What the exercise asks: Copy all the data exactly, except the pictures.

(Dataset records)
[Begin]
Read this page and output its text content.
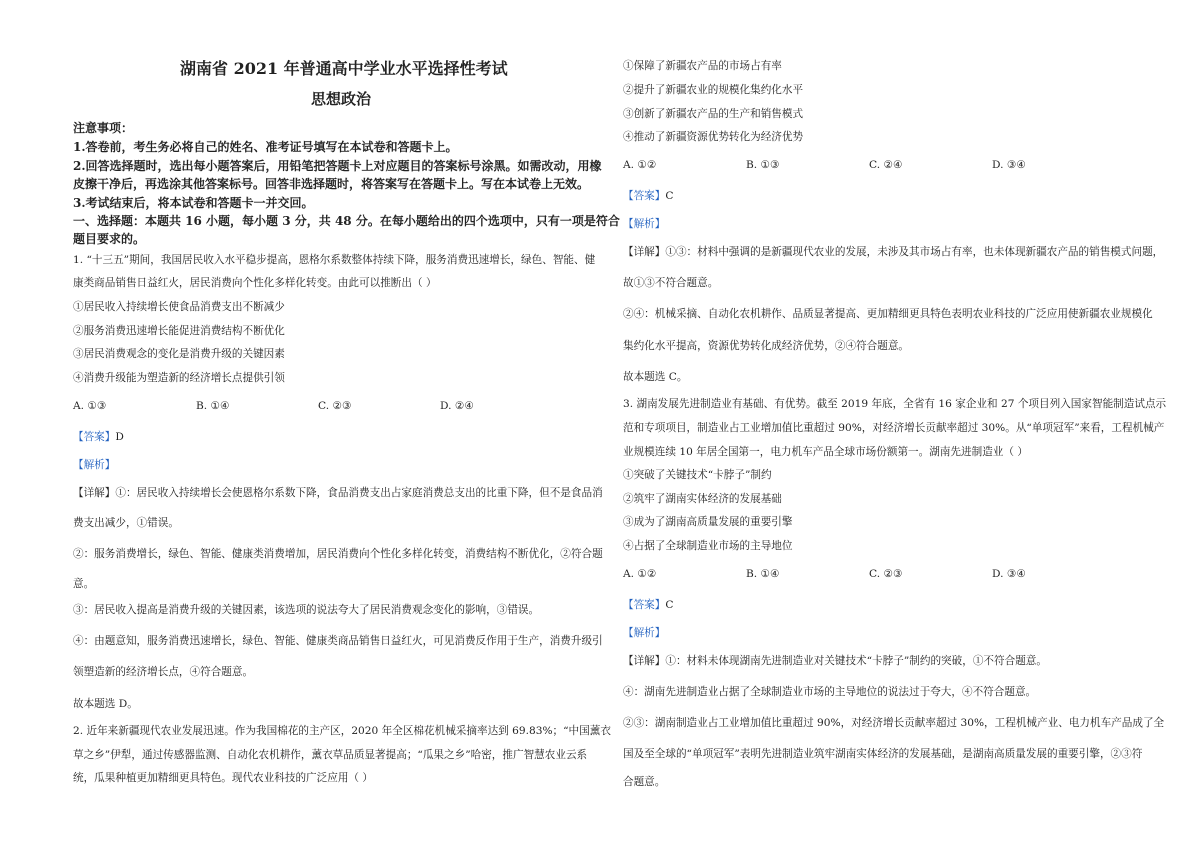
湖南省 2021 年普通高中学业水平选择性考试
思想政治
注意事项：
1.答卷前，考生务必将自己的姓名、准考证号填写在本试卷和答题卡上。
2.回答选择题时，选出每小题答案后，用铅笔把答题卡上对应题目的答案标号涂黑。如需改动，用橡
皮擦干净后，再选涂其他答案标号。回答非选择题时，将答案写在答题卡上。写在本试卷上无效。
3.考试结束后，将本试卷和答题卡一并交回。
一、选择题：本题共 16 小题，每小题 3 分，共 48 分。在每小题给出的四个选项中，只有一项是符合
题目要求的。
1. “十三五”期间，我国居民收入水平稳步提高，恩格尔系数整体持续下降，服务消费迅速增长，绿色、智能、健
康类商品销售日益红火，居民消费向个性化多样化转变。由此可以推断出（ ）
①居民收入持续增长使食品消费支出不断减少
②服务消费迅速增长能促进消费结构不断优化
③居民消费观念的变化是消费升级的关键因素
④消费升级能为塑造新的经济增长点提供引领
A. ①③	B. ①④	C. ②③	D. ②④
【答案】D
【解析】
【详解】①：居民收入持续增长会使恩格尔系数下降，食品消费支出占家庭消费总支出的比重下降，但不是食品消
费支出减少，①错误。
②：服务消费增长，绿色、智能、健康类消费增加，居民消费向个性化多样化转变，消费结构不断优化，②符合题
意。
③：居民收入提高是消费升级的关键因素，该选项的说法夸大了居民消费观念变化的影响，③错误。
④：由题意知，服务消费迅速增长，绿色、智能、健康类商品销售日益红火，可见消费反作用于生产，消费升级引
领塑造新的经济增长点，④符合题意。
故本题选 D。
2. 近年来新疆现代农业发展迅速。作为我国棉花的主产区，2020 年全区棉花机械采摘率达到 69.83%；“中国薰衣
草之乡”伊犁，通过传感器监测、自动化农机耕作，薰衣草品质显著提高；“瓜果之乡”哈密，推广智慧农业云系
统，瓜果种植更加精细更具特色。现代农业科技的广泛应用（ ）
①保障了新疆农产品的市场占有率
②提升了新疆农业的规模化集约化水平
③创新了新疆农产品的生产和销售模式
④推动了新疆资源优势转化为经济优势
A. ①②	B. ①③	C. ②④	D. ③④
【答案】C
【解析】
【详解】①③：材料中强调的是新疆现代农业的发展，未涉及其市场占有率，也未体现新疆农产品的销售模式问题，
故①③不符合题意。
②④：机械采摘、自动化农机耕作、品质显著提高、更加精细更具特色表明农业科技的广泛应用使新疆农业规模化
集约化水平提高，资源优势转化成经济优势，②④符合题意。
故本题选 C。
3. 湖南发展先进制造业有基础、有优势。截至 2019 年底，全省有 16 家企业和 27 个项目列入国家智能制造试点示
范和专项项目，制造业占工业增加值比重超过 90%，对经济增长贡献率超过 30%。从“单项冠军”来看，工程机械产
业规模连续 10 年居全国第一，电力机车产品全球市场份额第一。湖南先进制造业（ ）
①突破了关键技术“卡脖子”制约
②筑牢了湖南实体经济的发展基础
③成为了湖南高质量发展的重要引擎
④占据了全球制造业市场的主导地位
A. ①②	B. ①④	C. ②③	D. ③④
【答案】C
【解析】
【详解】①：材料未体现湖南先进制造业对关键技术“卡脖子”制约的突破，①不符合题意。
④：湖南先进制造业占据了全球制造业市场的主导地位的说法过于夸大，④不符合题意。
②③：湖南制造业占工业增加值比重超过 90%，对经济增长贡献率超过 30%，工程机械产业、电力机车产品成了全
国及至全球的“单项冠军”表明先进制造业筑牢湖南实体经济的发展基础，是湖南高质量发展的重要引擎，②③符
合题意。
[End]
The response:
Read this page and output its text content.
湖南省 2021 年普通高中学业水平选择性考试
思想政治
注意事项：
1.答卷前，考生务必将自己的姓名、准考证号填写在本试卷和答题卡上。
2.回答选择题时，选出每小题答案后，用铅笔把答题卡上对应题目的答案标号涂黑。如需改动，用橡
皮擦干净后，再选涂其他答案标号。回答非选择题时，将答案写在答题卡上。写在本试卷上无效。
3.考试结束后，将本试卷和答题卡一并交回。
一、选择题：本题共 16 小题，每小题 3 分，共 48 分。在每小题给出的四个选项中，只有一项是符合
题目要求的。
1. “十三五”期间，我国居民收入水平稳步提高，恩格尔系数整体持续下降，服务消费迅速增长，绿色、智能、健
康类商品销售日益红火，居民消费向个性化多样化转变。由此可以推断出（ ）
①居民收入持续增长使食品消费支出不断减少
②服务消费迅速增长能促进消费结构不断优化
③居民消费观念的变化是消费升级的关键因素
④消费升级能为塑造新的经济增长点提供引领
A. ①③	B. ①④	C. ②③	D. ②④
【答案】D
【解析】
【详解】①：居民收入持续增长会使恩格尔系数下降，食品消费支出占家庭消费总支出的比重下降，但不是食品消
费支出减少，①错误。
②：服务消费增长，绿色、智能、健康类消费增加，居民消费向个性化多样化转变，消费结构不断优化，②符合题
意。
③：居民收入提高是消费升级的关键因素，该选项的说法夸大了居民消费观念变化的影响，③错误。
④：由题意知，服务消费迅速增长，绿色、智能、健康类商品销售日益红火，可见消费反作用于生产，消费升级引
领塑造新的经济增长点，④符合题意。
故本题选 D。
2. 近年来新疆现代农业发展迅速。作为我国棉花的主产区，2020 年全区棉花机械采摘率达到 69.83%；“中国薰衣
草之乡”伊犁，通过传感器监测、自动化农机耕作，薰衣草品质显著提高；“瓜果之乡”哈密，推广智慧农业云系
统，瓜果种植更加精细更具特色。现代农业科技的广泛应用（ ）
①保障了新疆农产品的市场占有率
②提升了新疆农业的规模化集约化水平
③创新了新疆农产品的生产和销售模式
④推动了新疆资源优势转化为经济优势
A. ①②	B. ①③	C. ②④	D. ③④
【答案】C
【解析】
【详解】①③：材料中强调的是新疆现代农业的发展，未涉及其市场占有率，也未体现新疆农产品的销售模式问题，
故①③不符合题意。
②④：机械采摘、自动化农机耕作、品质显著提高、更加精细更具特色表明农业科技的广泛应用使新疆农业规模化
集约化水平提高，资源优势转化成经济优势，②④符合题意。
故本题选 C。
3. 湖南发展先进制造业有基础、有优势。截至 2019 年底，全省有 16 家企业和 27 个项目列入国家智能制造试点示
范和专项项目，制造业占工业增加值比重超过 90%，对经济增长贡献率超过 30%。从“单项冠军”来看，工程机械产
业规模连续 10 年居全国第一，电力机车产品全球市场份额第一。湖南先进制造业（ ）
①突破了关键技术“卡脖子”制约
②筑牢了湖南实体经济的发展基础
③成为了湖南高质量发展的重要引擎
④占据了全球制造业市场的主导地位
A. ①②	B. ①④	C. ②③	D. ③④
【答案】C
【解析】
【详解】①：材料未体现湖南先进制造业对关键技术“卡脖子”制约的突破，①不符合题意。
④：湖南先进制造业占据了全球制造业市场的主导地位的说法过于夸大，④不符合题意。
②③：湖南制造业占工业增加值比重超过 90%，对经济增长贡献率超过 30%，工程机械产业、电力机车产品成了全
国及至全球的“单项冠军”表明先进制造业筑牢湖南实体经济的发展基础，是湖南高质量发展的重要引擎，②③符
合题意。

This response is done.